## Start

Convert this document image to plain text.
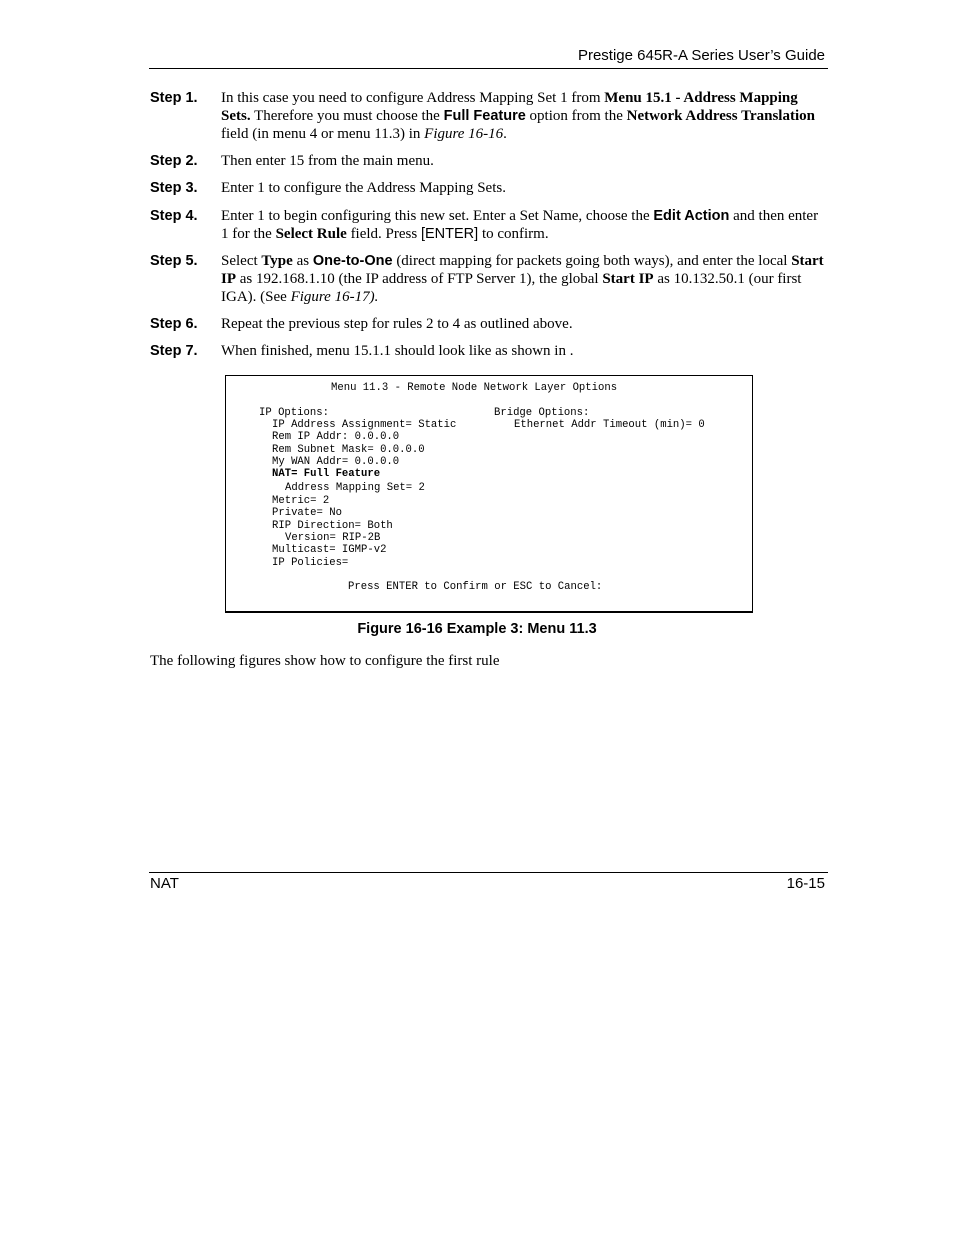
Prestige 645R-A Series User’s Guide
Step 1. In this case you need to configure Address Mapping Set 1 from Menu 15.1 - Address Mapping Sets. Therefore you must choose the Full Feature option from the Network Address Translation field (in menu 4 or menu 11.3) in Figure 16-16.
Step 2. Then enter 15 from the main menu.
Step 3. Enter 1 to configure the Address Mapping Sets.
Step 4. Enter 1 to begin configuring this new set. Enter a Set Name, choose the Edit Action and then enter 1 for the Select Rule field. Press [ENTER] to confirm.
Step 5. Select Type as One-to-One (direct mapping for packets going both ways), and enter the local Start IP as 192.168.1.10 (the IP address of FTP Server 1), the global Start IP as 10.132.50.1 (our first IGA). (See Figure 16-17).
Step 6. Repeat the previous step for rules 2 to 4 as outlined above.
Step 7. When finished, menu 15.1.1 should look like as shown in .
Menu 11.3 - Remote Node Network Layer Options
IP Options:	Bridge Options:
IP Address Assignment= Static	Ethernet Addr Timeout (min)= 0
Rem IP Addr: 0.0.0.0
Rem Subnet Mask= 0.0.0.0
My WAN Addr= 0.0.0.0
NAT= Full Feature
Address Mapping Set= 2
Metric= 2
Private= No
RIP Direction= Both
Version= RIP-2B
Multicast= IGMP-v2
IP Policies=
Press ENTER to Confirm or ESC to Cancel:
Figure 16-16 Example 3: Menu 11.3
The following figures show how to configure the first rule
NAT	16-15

## End

## Prompt
Where a line above holds the string "Sets", show that line.

## Result of the exercise
Step 1. In this case you need to configure Address Mapping Set 1 from Menu 15.1 - Address Mapping Sets. Therefore you must choose the Full Feature option from the Network Address Translation field (in menu 4 or menu 11.3) in Figure 16-16.
Step 3. Enter 1 to configure the Address Mapping Sets.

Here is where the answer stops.